# start of QUOTED PASSAGE

Hide code cell source
fig, ax = plt.subplots(dpi=300, figsize=(10, 6))

cntry = ['CHN']
ax = draw_interp_plots(gdppc[cntry].loc[1600:2000],
    'International $\'s','Year',
    color_mapping, code_to_name, 2, True, ax)

ylim = ax.get_ylim()[1]

events = [
Event((1655, 1684), ylim + ylim*0.06, 
      'Closed-door Policy\n(1655-1684)', 
      'tab:orange', 1),
Event((1760, 1840), ylim + ylim*0.06, 
      'Industrial Revolution\n(1760-1840)', 
      'grey', 1),
Event((1839, 1842), ylim + ylim*0.2, 
      'First Opium War\n(1839–1842)', 
      'tab:red', 1.07),
Event((1861, 1895), ylim + ylim*0.4, 
      'Self-Strengthening Movement\n(1861–1895)', 
      'tab:blue', 1.14),
Event((1939, 1945), ylim + ylim*0.06, 
      'WW 2\n(1939-1945)', 
      'tab:red', 1),
Event((1948, 1950), ylim + ylim*0.23, 
      'Founding of PRC\n(1949)', 
      color_mapping['CHN'], 1.08),
Event((1958, 1962), ylim + ylim*0.5, 
      'Great Leap Forward\n(1958-1962)', 
      'tab:orange', 1.18),
Event((1978, 1979), ylim + ylim*0.7, 
      'Reform and Opening-up\n(1978-1979)', 
      'tab:blue', 1.24)

# Draw events
draw_events(events, ax)

Fig. 2.4 GDP per Capita, 1500-2000 (China)#

We can also look at the United States (USA) and United Kingdom (GBR) in more detail

In the following graph, please watch for

  • impact of trade policy (Navigation Act).

  • productivity changes brought by the industrial revolution.

  • how the US gradually approaches and then surpasses the UK, setting the stage for the ‘‘American Century’’.

  • the often unanticipated consequences of wars.

  • interruptions and scars left by business cycle recessions and depressions.

Hide code cell source
fig, ax = plt.subplots(dpi=300, figsize=(10, 6))

cntry = ['GBR', 'USA']
ax = draw_interp_plots(gdppc[cntry].loc[1500:2000],
    'International $\'s','Year',
    color_mapping, code_to_name, 2, True, ax)

# end of QUOTED PASSAGE

== PROBLEM REQUIREMENTS ==
Pick up the passage on plotting GDP per capita after its final line and write what comes next.

# start of STORED ROWS

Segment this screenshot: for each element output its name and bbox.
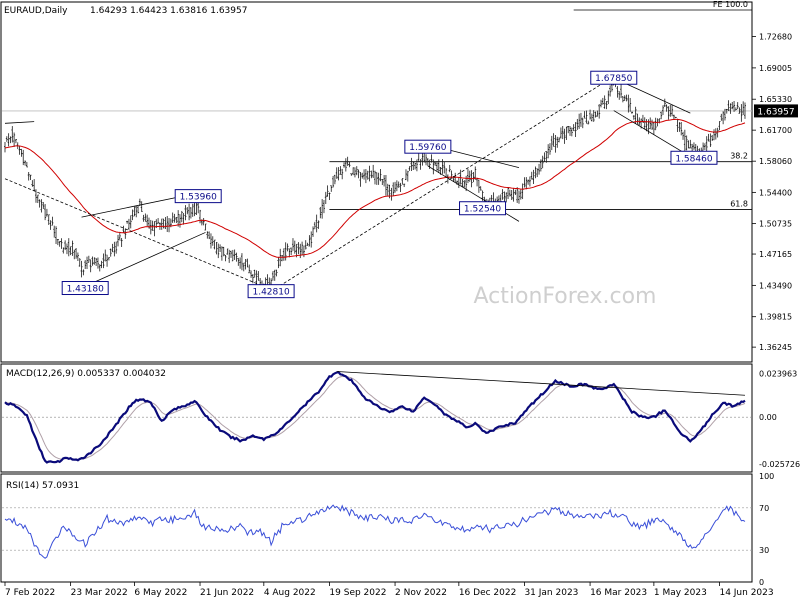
fib-level-label: 38.2 [730, 152, 748, 161]
price-annotation-label: 1.43180 [67, 285, 104, 295]
price-annotation-box [459, 201, 507, 216]
macd-signal-line [4, 375, 746, 460]
macd-y-tick-label: 0.023963 [759, 369, 797, 378]
panel-frame-1 [0, 363, 753, 473]
price-annotation-box [590, 70, 638, 85]
price-y-tick-label: 1.39815 [759, 313, 792, 322]
x-tick-label: 31 Jan 2023 [524, 588, 578, 598]
price-annotation-label: 1.42810 [252, 288, 289, 298]
x-tick-label: 6 May 2022 [134, 588, 187, 598]
trend-line [270, 76, 614, 292]
x-tick-label: 7 Feb 2022 [5, 588, 55, 598]
panel-frames [0, 1, 753, 583]
price-y-tick-label: 1.69005 [759, 64, 792, 73]
macd-y-tick-label: 0.00 [759, 413, 777, 422]
macd-label: MACD(12,26,9) 0.005337 0.004032 [6, 369, 166, 379]
fib-level-label: 61.8 [730, 199, 748, 208]
price-y-tick-label: 1.65330 [759, 95, 792, 104]
trend-line [613, 110, 691, 157]
price-annotation-label: 1.67850 [595, 74, 632, 84]
panel-frame-0 [0, 1, 753, 363]
price-y-tick-label: 1.58060 [759, 157, 792, 166]
price-annotation-box [174, 189, 222, 204]
price-annotation-box [61, 281, 109, 296]
x-tick-label: 21 Jun 2022 [200, 588, 254, 598]
macd-trend-line [336, 371, 746, 396]
price-y-tick-label: 1.43490 [759, 281, 792, 290]
rsi-panel [2, 504, 752, 559]
ema-line [4, 118, 746, 258]
macd-main-line [4, 371, 746, 464]
rsi-y-tick-label: 0 [759, 578, 764, 587]
x-tick-label: 4 Aug 2022 [264, 588, 316, 598]
price-annotation-label: 1.52540 [464, 205, 501, 215]
trend-line [81, 232, 206, 289]
current-price-box [754, 104, 798, 118]
trend-line [4, 121, 35, 124]
fib-level-label: FE 100.0 [713, 0, 748, 9]
symbol-label: EURAUD,Daily [4, 6, 68, 16]
x-tick-label: 19 Sep 2022 [329, 588, 386, 598]
price-annotation-box [247, 284, 295, 299]
trend-line [4, 178, 272, 290]
macd-panel [2, 371, 752, 464]
x-tick-label: 16 Mar 2023 [590, 588, 647, 598]
price-y-tick-label: 1.54400 [759, 188, 792, 197]
ohlc-label: 1.64293 1.64423 1.63816 1.63957 [90, 6, 247, 16]
price-annotation-label: 1.58460 [675, 154, 712, 164]
price-annotation-box [404, 139, 452, 154]
price-panel: FE 100.0 38.2 61.8 1.67850 1.59760 1.53960 1.5… [2, 0, 752, 299]
x-tick-label: 23 Mar 2022 [71, 588, 128, 598]
price-y-tick-label: 1.61700 [759, 126, 792, 135]
price-annotation-box [670, 150, 718, 165]
price-y-tick-label: 1.72680 [759, 33, 792, 42]
rsi-label: RSI(14) 57.0931 [6, 481, 79, 491]
price-annotation-label: 1.59760 [409, 143, 446, 153]
current-price-label: 1.63957 [757, 107, 794, 117]
rsi-y-tick-label: 30 [759, 546, 769, 555]
rsi-y-tick-label: 100 [759, 472, 774, 481]
panel-frame-2 [0, 473, 753, 583]
price-y-tick-label: 1.50735 [759, 220, 792, 229]
price-y-tick-label: 1.36245 [759, 343, 792, 352]
rsi-y-tick-label: 70 [759, 504, 769, 513]
axes: 1.72680 1.69005 1.65330 1.61700 1.58060 1.544… [4, 33, 800, 598]
x-tick-label: 14 Jun 2023 [719, 588, 773, 598]
rsi-line [4, 504, 746, 559]
price-annotation-label: 1.53960 [180, 193, 217, 203]
watermark-text: ActionForex.com [474, 284, 657, 309]
x-tick-label: 2 Nov 2022 [395, 588, 447, 598]
price-y-tick-label: 1.47165 [759, 250, 792, 259]
x-tick-label: 16 Dec 2022 [459, 588, 517, 598]
x-tick-label: 1 May 2023 [654, 588, 707, 598]
macd-y-tick-label: -0.025726 [759, 460, 800, 469]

# end of STORED ROWS

== TASK RESULT ==
ylim = ax.get_ylim()[1]

# Create a list of data points=
events = [
    Event((1651, 1651), ylim + ylim*0.15, 
          'Navigation Act (UK)\n(1651)', 
          'tab:orange', 1),
    Event((1765, 1791), ylim + ylim*0.15, 
          'American Revolution\n(1765-1791)',
          color_mapping['USA'], 1),
    Event((1760, 1840), ylim + ylim*0.6, 
          'Industrial Revolution\n(1760-1840)', 
          'grey', 1.08),
    Event((1848, 1850), ylim + ylim*1.1, 
          'Repeal of Navigation Act (UK)\n(1849)', 
          'tab:blue', 1.14),
    Event((1861, 1865), ylim + ylim*1.8, 
          'American Civil War\n(1861-1865)', 
          color_mapping['USA'], 1.21),
    Event((1914, 1918), ylim + ylim*0.15, 
          'WW 1\n(1914-1918)', 
          'tab:red', 1),
    Event((1929, 1939), ylim + ylim*0.6, 
          'the Great Depression\n(1929–1939)', 
          'grey', 1.08),
    Event((1939, 1945), ylim + ylim*1.1, 
          'WW 2\n(1939-1945)', 
          'tab:red', 1.14)

# Draw events
draw_events(events, ax)

Fig. 2.5 GDP per Capita, 1500-2000 (UK and US)#

2.4. The industrialized world#

Now we’ll construct some graphs of interest to geopolitical historians like Adam Tooze.

We’ll focus on total Gross Domestic Product (GDP) (as a proxy for ‘‘national geopolitical-military power’’) rather than focusing on GDP per capita (as a proxy for living standards).

data = pd.read_excel("datasets/mpd2020.xlsx", sheet_name='Full data')
data.set_index(['countrycode', 'year'], inplace=True)
data['gdp'] = data['gdppc'] * data['pop']
gdp = data['gdp'].unstack('countrycode')

2.4.1. Early industrialization (1820 to 1940)#

We first visualize the trend of China, the Former Soviet Union, Japan, the UK and the US.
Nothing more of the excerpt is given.